**Task description:**
Between the line containing "Give me the" and the line containing "Bar <box>259 376 284 382</box>", inclusive, replace "detached houses" with "detached homes" and leave the rest of the data unchanged. Return only those lines, omitting the pictures.

**Supplied records:**

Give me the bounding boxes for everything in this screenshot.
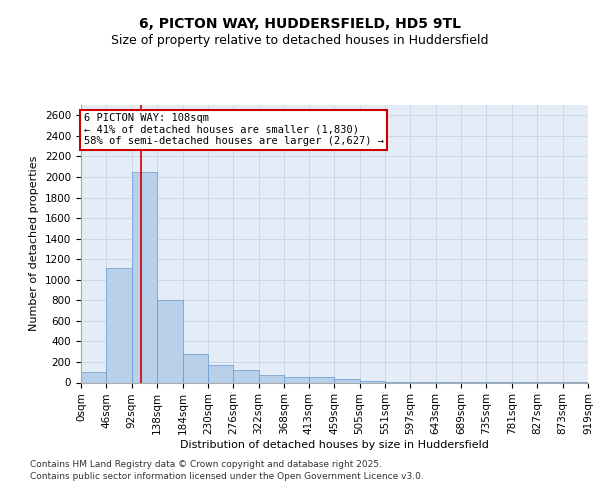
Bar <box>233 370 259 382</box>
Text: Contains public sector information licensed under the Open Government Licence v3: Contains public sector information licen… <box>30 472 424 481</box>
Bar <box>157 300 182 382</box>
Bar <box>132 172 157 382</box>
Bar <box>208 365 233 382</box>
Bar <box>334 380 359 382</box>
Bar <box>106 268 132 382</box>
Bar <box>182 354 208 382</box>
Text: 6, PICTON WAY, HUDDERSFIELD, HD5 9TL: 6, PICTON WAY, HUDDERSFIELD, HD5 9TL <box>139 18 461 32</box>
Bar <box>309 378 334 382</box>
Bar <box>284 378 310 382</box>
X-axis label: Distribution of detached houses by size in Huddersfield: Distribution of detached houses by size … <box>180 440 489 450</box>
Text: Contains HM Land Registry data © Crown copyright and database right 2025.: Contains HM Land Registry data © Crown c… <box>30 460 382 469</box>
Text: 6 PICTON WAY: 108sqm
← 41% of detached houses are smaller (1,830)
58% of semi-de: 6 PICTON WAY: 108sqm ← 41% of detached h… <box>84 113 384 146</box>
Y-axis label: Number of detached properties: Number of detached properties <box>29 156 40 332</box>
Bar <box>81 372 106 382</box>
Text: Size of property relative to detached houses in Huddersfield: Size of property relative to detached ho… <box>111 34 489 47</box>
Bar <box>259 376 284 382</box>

==

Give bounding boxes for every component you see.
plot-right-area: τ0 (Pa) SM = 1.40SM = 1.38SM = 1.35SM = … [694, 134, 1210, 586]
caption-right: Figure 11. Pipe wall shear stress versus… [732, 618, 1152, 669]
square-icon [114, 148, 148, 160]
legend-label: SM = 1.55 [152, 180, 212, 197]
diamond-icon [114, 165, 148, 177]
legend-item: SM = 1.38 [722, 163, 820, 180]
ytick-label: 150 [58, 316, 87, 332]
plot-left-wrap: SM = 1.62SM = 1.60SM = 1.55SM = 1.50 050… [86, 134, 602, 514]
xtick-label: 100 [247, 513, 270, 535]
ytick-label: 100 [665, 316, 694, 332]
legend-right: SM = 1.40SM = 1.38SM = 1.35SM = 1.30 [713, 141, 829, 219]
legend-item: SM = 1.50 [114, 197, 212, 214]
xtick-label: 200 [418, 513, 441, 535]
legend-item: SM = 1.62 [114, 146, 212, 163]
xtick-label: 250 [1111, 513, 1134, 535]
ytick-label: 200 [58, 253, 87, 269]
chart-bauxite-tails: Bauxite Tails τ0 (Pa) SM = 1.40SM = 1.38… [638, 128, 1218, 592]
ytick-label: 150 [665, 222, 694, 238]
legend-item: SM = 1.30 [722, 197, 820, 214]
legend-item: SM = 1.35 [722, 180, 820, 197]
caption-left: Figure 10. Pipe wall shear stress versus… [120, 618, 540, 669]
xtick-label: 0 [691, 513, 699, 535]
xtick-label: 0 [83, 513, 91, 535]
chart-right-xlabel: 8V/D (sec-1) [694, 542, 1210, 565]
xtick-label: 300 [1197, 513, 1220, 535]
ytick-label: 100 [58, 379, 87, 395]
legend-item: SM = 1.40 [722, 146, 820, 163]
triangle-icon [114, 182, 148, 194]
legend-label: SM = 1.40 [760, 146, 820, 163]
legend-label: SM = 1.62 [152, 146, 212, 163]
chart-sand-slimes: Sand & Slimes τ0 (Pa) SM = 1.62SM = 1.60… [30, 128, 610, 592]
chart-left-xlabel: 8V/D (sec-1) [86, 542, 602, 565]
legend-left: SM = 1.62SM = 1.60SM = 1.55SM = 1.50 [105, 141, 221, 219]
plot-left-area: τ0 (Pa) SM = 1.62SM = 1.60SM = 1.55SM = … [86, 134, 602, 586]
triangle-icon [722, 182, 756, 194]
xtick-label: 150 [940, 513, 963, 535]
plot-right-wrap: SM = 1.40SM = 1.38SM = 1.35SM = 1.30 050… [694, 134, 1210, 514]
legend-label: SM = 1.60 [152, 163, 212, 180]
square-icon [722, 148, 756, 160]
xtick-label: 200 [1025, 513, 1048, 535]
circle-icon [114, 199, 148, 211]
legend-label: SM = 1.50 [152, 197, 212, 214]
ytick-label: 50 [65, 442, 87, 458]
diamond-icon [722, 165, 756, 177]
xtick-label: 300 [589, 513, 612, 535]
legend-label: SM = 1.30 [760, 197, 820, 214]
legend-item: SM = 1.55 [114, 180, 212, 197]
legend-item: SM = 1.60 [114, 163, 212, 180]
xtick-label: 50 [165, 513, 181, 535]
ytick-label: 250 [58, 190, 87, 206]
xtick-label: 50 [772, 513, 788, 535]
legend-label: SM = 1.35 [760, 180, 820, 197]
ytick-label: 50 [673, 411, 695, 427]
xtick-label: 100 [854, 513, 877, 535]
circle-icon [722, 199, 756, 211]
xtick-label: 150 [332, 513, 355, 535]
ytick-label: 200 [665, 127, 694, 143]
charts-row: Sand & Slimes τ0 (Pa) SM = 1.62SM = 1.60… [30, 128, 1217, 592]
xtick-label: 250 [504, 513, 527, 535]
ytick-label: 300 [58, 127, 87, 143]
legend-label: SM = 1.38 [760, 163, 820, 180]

**Result for this task:**
Give me the bounding boxes for everything in this screenshot.
Bar <box>233 370 259 382</box>
Text: Contains public sector information licensed under the Open Government Licence v3: Contains public sector information licen… <box>30 472 424 481</box>
Bar <box>157 300 182 382</box>
Bar <box>132 172 157 382</box>
Bar <box>208 365 233 382</box>
Bar <box>334 380 359 382</box>
Bar <box>106 268 132 382</box>
Bar <box>182 354 208 382</box>
Text: 6, PICTON WAY, HUDDERSFIELD, HD5 9TL: 6, PICTON WAY, HUDDERSFIELD, HD5 9TL <box>139 18 461 32</box>
Bar <box>309 378 334 382</box>
Bar <box>284 378 310 382</box>
X-axis label: Distribution of detached homes by size in Huddersfield: Distribution of detached homes by size … <box>180 440 489 450</box>
Text: Contains HM Land Registry data © Crown copyright and database right 2025.: Contains HM Land Registry data © Crown c… <box>30 460 382 469</box>
Text: 6 PICTON WAY: 108sqm
← 41% of detached homes are smaller (1,830)
58% of semi-de: 6 PICTON WAY: 108sqm ← 41% of detached h… <box>84 113 384 146</box>
Y-axis label: Number of detached properties: Number of detached properties <box>29 156 40 332</box>
Bar <box>81 372 106 382</box>
Text: Size of property relative to detached homes in Huddersfield: Size of property relative to detached ho… <box>111 34 489 47</box>
Bar <box>259 376 284 382</box>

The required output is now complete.